Records from a data source:
──────────────────────────────
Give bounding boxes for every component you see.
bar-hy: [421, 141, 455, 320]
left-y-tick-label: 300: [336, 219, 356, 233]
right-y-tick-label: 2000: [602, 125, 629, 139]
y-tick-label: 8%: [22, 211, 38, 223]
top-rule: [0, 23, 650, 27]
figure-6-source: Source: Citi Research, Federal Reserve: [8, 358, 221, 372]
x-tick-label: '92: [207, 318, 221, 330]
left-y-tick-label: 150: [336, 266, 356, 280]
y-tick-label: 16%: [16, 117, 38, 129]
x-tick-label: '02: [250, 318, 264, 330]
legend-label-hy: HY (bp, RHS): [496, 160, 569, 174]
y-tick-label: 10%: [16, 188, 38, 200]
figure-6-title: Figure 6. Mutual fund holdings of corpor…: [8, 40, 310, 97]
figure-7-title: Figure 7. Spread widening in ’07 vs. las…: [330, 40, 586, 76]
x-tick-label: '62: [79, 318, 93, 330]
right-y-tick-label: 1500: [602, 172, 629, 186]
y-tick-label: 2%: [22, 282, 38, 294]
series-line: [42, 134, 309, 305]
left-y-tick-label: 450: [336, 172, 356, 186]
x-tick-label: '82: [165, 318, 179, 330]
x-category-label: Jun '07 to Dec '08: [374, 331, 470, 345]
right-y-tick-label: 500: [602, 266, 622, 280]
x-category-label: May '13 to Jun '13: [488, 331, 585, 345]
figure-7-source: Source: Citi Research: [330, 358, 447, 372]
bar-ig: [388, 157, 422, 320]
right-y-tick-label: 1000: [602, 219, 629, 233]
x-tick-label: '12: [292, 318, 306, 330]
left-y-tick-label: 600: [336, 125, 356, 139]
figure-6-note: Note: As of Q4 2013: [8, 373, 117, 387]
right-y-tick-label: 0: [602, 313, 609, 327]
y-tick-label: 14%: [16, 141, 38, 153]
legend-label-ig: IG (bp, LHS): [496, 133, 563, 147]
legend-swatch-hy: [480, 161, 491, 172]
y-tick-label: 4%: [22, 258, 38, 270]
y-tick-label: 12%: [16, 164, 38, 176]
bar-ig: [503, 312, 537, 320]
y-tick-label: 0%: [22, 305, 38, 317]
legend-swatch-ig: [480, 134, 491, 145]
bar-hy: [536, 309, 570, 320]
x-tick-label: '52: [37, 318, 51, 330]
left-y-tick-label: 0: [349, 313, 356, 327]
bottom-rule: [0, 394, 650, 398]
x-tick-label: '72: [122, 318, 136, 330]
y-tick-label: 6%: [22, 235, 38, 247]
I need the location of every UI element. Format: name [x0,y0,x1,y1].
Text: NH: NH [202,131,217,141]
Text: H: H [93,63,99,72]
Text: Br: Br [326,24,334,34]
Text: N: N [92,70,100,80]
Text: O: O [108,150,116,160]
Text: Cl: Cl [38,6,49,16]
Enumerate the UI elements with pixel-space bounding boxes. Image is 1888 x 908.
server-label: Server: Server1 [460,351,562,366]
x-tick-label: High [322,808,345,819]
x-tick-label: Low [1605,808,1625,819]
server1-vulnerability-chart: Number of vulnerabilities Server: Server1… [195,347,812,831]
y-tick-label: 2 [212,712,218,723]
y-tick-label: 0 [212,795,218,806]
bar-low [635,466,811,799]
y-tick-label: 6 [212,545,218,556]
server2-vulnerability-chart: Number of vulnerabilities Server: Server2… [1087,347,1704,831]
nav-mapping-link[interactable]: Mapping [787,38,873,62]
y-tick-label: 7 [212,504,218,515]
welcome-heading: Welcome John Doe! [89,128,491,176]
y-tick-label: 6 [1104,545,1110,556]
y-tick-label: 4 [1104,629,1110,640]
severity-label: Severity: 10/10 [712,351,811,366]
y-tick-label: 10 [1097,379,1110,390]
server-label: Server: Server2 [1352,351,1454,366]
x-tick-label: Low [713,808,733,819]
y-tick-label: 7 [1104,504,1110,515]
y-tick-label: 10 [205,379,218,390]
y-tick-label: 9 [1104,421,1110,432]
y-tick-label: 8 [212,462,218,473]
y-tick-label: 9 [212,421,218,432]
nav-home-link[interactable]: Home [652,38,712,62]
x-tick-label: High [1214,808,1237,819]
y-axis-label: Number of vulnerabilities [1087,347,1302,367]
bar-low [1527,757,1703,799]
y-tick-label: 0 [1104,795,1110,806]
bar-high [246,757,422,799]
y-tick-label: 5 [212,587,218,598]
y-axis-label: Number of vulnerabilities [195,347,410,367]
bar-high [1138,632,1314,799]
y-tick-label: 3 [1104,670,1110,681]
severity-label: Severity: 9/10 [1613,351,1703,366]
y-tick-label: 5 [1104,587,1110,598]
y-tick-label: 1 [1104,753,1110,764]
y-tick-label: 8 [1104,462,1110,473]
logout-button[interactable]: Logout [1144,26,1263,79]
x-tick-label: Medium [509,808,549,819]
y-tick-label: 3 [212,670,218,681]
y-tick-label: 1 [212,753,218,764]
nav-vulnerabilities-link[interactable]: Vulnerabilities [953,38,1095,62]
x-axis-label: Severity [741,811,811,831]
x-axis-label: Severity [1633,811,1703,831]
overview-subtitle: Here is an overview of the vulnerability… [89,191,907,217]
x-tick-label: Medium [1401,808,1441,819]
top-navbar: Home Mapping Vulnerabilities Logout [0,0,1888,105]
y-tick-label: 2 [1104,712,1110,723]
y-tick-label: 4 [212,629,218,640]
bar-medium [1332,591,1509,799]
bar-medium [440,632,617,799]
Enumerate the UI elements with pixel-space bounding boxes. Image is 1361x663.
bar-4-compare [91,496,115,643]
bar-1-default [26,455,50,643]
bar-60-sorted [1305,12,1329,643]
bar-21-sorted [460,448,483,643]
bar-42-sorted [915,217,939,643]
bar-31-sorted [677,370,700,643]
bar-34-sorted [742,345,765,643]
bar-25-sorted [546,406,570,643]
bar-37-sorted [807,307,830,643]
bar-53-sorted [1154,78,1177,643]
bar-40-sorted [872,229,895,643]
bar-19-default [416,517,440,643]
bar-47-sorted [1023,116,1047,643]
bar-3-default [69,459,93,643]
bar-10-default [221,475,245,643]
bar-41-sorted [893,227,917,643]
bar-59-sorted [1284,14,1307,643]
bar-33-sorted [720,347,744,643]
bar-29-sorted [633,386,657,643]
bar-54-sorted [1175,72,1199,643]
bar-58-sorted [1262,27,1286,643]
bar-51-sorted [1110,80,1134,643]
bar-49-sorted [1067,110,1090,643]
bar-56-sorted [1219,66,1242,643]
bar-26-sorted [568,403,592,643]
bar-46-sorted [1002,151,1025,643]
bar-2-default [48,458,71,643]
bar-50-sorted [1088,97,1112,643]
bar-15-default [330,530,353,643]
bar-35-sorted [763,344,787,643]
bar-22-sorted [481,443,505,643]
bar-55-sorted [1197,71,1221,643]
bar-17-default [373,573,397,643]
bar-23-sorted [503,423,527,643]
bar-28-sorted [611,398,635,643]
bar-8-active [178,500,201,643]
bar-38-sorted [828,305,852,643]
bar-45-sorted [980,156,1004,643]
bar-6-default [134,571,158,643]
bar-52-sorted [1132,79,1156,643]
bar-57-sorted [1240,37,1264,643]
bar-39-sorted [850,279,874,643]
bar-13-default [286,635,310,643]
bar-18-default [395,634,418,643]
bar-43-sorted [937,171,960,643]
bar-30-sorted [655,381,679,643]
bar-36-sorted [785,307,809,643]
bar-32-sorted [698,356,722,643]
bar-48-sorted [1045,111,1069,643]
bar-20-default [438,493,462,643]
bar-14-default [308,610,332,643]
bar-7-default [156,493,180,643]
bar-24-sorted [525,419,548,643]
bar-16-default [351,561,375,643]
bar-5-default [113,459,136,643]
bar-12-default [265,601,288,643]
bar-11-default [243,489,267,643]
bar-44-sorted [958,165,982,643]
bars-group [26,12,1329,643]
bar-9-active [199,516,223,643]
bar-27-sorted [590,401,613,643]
──────────────────────────────
§ WHAT YOU SHOULD DO: Which rows above contain the string "left"? Find each one and copy it in full.

§ ANSWER FOR THIS EXERCISE:
left-y-tick-label: 300: [336, 219, 356, 233]
left-y-tick-label: 150: [336, 266, 356, 280]
left-y-tick-label: 450: [336, 172, 356, 186]
left-y-tick-label: 600: [336, 125, 356, 139]
left-y-tick-label: 0: [349, 313, 356, 327]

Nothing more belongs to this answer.